▶ _Your objective_: In the entries, find all lines that hold the word "food" and copy them.

▶ _Material provided_:
· · · ·

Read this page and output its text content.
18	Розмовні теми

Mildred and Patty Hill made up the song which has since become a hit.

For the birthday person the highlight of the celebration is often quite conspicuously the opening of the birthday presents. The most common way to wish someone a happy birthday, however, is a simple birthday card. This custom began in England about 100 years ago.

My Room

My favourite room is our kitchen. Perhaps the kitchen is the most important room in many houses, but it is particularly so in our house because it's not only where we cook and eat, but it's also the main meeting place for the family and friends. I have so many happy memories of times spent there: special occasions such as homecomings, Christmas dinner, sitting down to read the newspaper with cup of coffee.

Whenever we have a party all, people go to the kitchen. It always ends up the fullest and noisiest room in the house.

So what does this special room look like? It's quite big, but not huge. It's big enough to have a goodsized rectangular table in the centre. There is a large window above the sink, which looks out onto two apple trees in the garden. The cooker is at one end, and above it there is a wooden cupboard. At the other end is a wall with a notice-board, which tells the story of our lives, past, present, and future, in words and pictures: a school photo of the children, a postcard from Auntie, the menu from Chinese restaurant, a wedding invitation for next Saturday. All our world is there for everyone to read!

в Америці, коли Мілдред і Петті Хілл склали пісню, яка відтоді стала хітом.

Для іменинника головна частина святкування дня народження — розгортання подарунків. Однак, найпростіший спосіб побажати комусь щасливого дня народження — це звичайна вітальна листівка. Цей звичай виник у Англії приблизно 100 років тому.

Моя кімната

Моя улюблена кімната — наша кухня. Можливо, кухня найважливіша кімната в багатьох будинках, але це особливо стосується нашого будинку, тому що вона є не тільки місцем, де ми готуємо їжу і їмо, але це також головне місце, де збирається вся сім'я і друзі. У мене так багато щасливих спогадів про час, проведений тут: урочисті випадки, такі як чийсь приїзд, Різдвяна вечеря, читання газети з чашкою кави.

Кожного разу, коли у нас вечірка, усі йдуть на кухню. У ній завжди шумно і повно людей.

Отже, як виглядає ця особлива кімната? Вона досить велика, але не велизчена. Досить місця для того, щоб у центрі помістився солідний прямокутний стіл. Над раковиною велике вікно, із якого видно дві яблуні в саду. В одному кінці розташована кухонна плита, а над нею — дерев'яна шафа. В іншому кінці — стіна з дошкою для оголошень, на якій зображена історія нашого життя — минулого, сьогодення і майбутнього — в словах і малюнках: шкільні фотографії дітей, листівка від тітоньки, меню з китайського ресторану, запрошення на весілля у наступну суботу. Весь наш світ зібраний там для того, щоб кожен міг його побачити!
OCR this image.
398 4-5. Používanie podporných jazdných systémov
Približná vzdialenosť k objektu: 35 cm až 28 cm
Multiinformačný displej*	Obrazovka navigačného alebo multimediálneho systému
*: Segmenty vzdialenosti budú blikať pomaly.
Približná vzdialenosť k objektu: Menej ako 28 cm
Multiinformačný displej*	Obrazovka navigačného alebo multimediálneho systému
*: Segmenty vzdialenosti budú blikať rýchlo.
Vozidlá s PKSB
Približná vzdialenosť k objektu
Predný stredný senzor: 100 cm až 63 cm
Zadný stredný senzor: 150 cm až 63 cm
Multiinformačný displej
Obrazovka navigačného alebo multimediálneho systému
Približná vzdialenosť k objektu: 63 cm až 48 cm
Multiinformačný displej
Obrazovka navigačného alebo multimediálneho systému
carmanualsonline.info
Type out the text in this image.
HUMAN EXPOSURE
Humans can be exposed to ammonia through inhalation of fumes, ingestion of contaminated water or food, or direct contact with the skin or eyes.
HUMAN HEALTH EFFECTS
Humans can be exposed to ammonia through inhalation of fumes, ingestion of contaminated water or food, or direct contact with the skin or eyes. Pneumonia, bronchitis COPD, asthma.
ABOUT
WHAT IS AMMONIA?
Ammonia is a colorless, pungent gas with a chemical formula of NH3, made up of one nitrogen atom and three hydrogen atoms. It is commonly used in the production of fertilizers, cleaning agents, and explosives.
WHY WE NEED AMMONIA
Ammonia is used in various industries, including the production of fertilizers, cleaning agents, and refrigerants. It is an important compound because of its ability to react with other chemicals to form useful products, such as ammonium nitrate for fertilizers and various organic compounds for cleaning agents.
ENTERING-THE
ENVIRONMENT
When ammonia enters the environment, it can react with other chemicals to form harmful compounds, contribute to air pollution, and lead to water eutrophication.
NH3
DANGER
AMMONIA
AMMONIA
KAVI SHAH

· · · ·

▶ _Response_:
Humans can be exposed to ammonia through inhalation of fumes, ingestion of contaminated water or food, or direct contact with the skin or eyes.
Humans can be exposed to ammonia through inhalation of fumes, ingestion of contaminated water or food, or direct contact with the skin or eyes. Pneumonia, bronchitis COPD, asthma.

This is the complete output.